WHAT YOU ARE ASKED TO DO »
Copy out the data exactly, leaving the pictures behind.

Entries with figure data:
"""

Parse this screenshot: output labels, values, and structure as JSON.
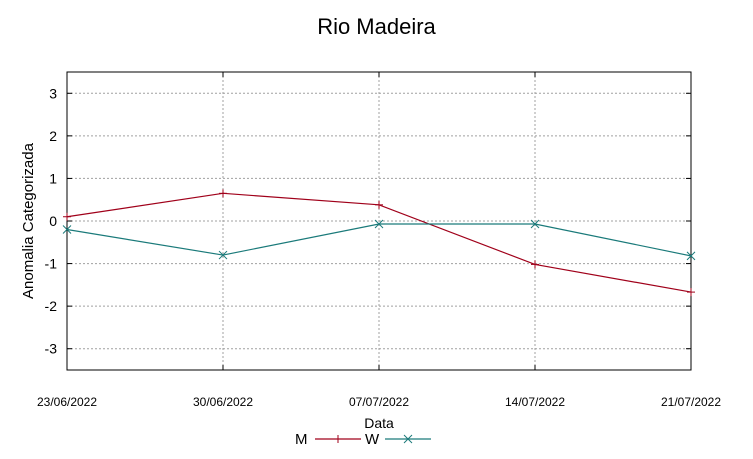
{
  "chart_data": {
    "type": "line",
    "title": "Rio Madeira",
    "xlabel": "Data",
    "ylabel": "Anomalia Categorizada",
    "x": [
      "23/06/2022",
      "30/06/2022",
      "07/07/2022",
      "14/07/2022",
      "21/07/2022"
    ],
    "ylim": [
      -3.5,
      3.5
    ],
    "yticks": [
      -3,
      -2,
      -1,
      0,
      1,
      2,
      3
    ],
    "grid": true,
    "legend_position": "bottom",
    "series": [
      {
        "name": "M",
        "color": "#a0001a",
        "marker": "+",
        "values": [
          0.1,
          0.65,
          0.38,
          -1.02,
          -1.67
        ]
      },
      {
        "name": "W",
        "color": "#1a7a7a",
        "marker": "x",
        "values": [
          -0.2,
          -0.8,
          -0.07,
          -0.07,
          -0.82
        ]
      }
    ]
  }
}
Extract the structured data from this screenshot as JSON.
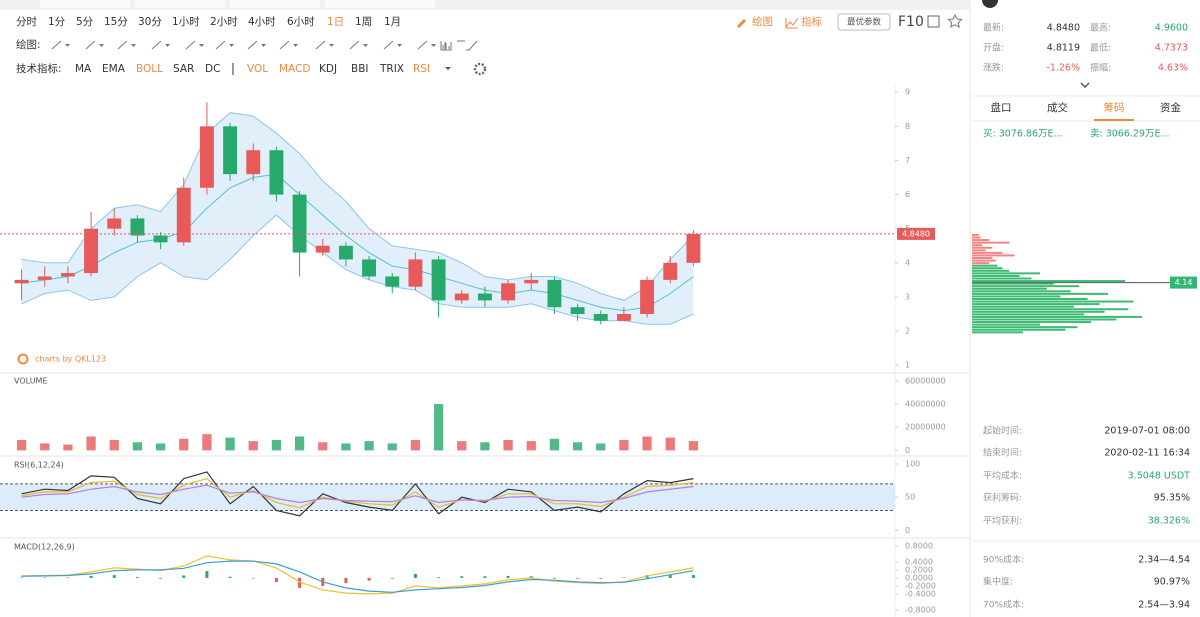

"""

OUTPUT FOR THIS EXERCISE »
Parse this screenshot: output labels, values, and structure as JSON.
{
  "chart_data": {
    "type": "line",
    "title": "Rio Madeira",
    "xlabel": "Data",
    "ylabel": "Anomalia Categorizada",
    "x": [
      "23/06/2022",
      "30/06/2022",
      "07/07/2022",
      "14/07/2022",
      "21/07/2022"
    ],
    "ylim": [
      -3.5,
      3.5
    ],
    "yticks": [
      -3,
      -2,
      -1,
      0,
      1,
      2,
      3
    ],
    "grid": true,
    "legend_position": "bottom",
    "series": [
      {
        "name": "M",
        "color": "#a0001a",
        "marker": "+",
        "values": [
          0.1,
          0.65,
          0.38,
          -1.02,
          -1.67
        ]
      },
      {
        "name": "W",
        "color": "#1a7a7a",
        "marker": "x",
        "values": [
          -0.2,
          -0.8,
          -0.07,
          -0.07,
          -0.82
        ]
      }
    ]
  }
}
Extract the structured data from this screenshot as JSON.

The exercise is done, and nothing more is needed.